Try it
Answer these questions using the Q&A excerpt about working in large organizations:
1. What comparison sums up the difference in agility between a large organization and a startup?
2. According to the excerpt, what is red tape generally there to do?
3. Which three factors are used to derive the scores for each initiative?

Excerpt
===============

A: Agility, in the startup sense, is hard at a large org. The red tape is generally there to limit risk (or protect against a repeat occurrence of something bad). I think one thing is to try to work in the "white spaces" of the org and try to really think in the lean startup way. Can you validate without building or requiring investment? Try to get the blockers and concerns early and put something together to validate that they're covered.
Overall, it's the difference between an aircraft carrier and a speed boat. Get comfortable with the tools available and the way agility is defined in that context.
Q: Any general tips on stakeholder management within a big org?
- Socialize and pre-sell your ideas -- once you get "in the room" every key person should be able to provide some feedback and feel a piece of ownership.
- Understand the unofficial networks, who gets things done, and who has the ears of the decision-makers.
- Prepare for politics. This may sound cynical, but it is the norm in many larger orgs. Visibility is limited and so folks in many cases will do what they can to be seen. Give people opportunities to be seen and take credit.
Q: Do you have any frameworks or methodologies that work well universally, or do you have to wildly adapt your approach across the board for different orgs?
A: I think one needs to adapt from organization to organization, but over the years I've developed a system based on Ian McAllister's framework. I use value/impact, risk, and effort to derive the scores for each initiative.
I make changes from organization to organization and I've had to abandon it once or twice. I always start with whatever system or methodology a team is using before trying something else. Change needs to be driven by need, not by desire or familiarity.

===============

Dataset entries
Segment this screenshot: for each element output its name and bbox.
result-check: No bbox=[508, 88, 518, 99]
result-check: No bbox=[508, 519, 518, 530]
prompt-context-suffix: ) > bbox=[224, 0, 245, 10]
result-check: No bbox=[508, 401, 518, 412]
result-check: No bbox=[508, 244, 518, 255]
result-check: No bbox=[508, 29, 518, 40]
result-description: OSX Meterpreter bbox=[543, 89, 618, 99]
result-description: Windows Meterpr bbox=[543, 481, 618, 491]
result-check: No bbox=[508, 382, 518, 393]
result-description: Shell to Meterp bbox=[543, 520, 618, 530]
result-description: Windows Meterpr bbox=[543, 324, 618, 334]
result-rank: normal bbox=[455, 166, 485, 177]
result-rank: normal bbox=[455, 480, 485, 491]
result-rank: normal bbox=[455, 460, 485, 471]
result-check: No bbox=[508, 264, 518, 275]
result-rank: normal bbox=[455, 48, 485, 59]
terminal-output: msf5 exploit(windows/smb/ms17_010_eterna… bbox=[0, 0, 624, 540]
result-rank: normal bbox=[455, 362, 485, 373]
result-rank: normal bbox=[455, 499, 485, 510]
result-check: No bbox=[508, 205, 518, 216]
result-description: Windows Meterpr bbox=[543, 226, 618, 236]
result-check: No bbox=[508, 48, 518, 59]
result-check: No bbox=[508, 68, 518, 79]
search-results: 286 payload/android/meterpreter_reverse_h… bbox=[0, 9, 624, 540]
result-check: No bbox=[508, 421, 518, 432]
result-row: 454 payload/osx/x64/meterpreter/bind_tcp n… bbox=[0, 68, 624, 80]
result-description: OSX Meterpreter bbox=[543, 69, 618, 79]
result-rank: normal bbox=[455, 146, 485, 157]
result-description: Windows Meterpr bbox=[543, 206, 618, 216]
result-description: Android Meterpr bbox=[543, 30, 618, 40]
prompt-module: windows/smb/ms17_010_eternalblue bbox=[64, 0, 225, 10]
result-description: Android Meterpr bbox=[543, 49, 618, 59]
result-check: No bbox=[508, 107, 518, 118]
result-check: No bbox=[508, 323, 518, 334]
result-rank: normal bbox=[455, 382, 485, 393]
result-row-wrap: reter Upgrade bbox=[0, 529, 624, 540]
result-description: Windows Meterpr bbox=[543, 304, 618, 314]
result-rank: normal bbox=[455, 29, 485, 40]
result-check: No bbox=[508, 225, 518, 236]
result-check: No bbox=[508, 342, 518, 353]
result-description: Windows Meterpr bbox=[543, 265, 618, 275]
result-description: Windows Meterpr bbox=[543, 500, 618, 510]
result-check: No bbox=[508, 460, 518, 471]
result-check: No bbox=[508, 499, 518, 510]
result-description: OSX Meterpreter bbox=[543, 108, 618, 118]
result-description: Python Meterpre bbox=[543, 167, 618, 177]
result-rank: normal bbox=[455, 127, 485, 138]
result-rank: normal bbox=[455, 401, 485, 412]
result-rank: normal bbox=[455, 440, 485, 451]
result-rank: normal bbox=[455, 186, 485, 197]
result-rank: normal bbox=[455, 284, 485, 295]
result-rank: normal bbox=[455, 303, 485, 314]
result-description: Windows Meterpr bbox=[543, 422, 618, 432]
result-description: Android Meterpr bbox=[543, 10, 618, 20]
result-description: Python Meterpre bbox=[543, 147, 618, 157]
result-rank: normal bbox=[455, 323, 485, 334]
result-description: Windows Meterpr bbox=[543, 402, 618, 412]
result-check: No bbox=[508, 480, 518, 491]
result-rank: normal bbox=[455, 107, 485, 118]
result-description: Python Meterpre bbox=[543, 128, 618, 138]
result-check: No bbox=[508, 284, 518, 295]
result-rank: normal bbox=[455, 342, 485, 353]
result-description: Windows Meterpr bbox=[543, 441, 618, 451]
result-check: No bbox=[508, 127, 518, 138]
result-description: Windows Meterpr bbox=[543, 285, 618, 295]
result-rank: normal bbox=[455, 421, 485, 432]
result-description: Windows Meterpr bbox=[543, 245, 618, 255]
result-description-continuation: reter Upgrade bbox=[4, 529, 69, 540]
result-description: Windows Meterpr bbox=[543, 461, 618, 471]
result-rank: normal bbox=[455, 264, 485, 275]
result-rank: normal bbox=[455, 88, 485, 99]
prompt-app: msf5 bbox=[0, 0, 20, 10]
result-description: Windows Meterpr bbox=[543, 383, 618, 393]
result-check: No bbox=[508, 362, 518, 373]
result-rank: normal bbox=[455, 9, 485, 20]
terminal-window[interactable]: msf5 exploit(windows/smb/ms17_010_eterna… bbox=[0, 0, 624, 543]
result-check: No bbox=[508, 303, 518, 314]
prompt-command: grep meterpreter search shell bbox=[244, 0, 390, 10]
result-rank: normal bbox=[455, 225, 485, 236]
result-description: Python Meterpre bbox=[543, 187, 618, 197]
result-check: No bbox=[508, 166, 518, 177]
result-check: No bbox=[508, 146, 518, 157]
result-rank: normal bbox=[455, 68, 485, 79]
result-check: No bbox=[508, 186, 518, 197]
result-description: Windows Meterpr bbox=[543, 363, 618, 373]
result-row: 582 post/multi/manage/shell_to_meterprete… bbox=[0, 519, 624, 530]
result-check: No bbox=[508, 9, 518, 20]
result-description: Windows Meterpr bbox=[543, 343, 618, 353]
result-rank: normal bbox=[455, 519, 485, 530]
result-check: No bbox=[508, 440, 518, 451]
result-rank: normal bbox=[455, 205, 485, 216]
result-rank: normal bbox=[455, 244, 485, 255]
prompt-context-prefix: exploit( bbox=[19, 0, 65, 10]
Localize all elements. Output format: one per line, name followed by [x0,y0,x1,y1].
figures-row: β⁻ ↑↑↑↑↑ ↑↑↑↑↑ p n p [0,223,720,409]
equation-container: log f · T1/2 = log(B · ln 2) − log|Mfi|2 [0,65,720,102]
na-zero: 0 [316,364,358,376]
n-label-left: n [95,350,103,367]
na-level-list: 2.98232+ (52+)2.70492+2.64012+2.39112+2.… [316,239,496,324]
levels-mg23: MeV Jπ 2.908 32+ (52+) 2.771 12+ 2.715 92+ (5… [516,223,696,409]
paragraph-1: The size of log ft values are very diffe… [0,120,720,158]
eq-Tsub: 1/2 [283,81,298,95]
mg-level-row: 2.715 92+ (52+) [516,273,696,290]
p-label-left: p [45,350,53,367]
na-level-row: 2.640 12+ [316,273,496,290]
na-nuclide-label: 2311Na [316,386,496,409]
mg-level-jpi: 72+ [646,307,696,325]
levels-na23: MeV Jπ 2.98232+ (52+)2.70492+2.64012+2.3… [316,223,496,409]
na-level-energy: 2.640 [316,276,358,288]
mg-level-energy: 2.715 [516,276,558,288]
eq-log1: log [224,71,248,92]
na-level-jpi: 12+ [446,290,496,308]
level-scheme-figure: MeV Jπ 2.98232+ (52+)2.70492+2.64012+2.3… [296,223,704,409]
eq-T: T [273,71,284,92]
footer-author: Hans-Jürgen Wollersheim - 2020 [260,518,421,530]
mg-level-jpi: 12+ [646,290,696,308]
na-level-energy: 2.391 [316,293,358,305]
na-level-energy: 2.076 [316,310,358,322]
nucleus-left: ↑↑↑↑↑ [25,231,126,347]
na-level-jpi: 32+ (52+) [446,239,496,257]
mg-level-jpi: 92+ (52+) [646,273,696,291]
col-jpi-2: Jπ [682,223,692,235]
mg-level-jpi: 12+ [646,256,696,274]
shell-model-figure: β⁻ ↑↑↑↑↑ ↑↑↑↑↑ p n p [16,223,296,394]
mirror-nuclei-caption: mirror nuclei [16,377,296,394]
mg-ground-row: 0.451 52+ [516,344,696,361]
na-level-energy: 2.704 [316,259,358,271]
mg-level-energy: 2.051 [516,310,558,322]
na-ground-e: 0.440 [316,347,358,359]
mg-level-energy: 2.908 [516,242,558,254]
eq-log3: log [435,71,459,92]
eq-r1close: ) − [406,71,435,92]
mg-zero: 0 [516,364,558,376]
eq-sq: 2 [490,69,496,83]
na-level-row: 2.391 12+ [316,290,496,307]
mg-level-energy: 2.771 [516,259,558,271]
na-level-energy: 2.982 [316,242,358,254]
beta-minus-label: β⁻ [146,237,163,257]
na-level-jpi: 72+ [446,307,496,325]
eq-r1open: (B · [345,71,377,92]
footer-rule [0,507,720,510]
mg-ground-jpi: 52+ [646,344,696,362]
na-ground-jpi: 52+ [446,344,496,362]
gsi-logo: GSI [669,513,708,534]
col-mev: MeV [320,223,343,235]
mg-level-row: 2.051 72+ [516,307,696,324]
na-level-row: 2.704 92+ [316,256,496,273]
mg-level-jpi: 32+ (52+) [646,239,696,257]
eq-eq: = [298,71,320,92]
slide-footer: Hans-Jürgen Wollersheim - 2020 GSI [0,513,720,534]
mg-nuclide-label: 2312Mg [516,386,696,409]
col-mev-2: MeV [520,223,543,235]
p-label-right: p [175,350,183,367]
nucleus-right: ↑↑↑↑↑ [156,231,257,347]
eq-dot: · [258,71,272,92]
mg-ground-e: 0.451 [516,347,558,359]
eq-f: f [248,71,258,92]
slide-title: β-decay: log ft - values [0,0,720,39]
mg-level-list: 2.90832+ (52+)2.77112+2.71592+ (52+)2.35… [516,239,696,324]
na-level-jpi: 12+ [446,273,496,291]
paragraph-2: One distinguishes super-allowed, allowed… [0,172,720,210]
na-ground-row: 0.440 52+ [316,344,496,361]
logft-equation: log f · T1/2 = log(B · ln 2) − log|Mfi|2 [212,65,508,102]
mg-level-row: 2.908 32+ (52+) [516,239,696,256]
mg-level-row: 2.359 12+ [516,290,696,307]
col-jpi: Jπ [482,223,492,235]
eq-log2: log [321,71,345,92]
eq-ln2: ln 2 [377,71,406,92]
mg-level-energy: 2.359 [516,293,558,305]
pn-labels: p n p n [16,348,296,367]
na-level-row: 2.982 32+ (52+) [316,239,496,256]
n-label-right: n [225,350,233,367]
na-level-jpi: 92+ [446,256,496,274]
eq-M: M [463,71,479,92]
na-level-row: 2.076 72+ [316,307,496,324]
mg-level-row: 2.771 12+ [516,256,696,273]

===============

Response
1. An aircraft carrier and a speed boat.
2. To limit risk, or to protect against a repeat occurrence of something bad.
3. Value/impact, risk, and effort.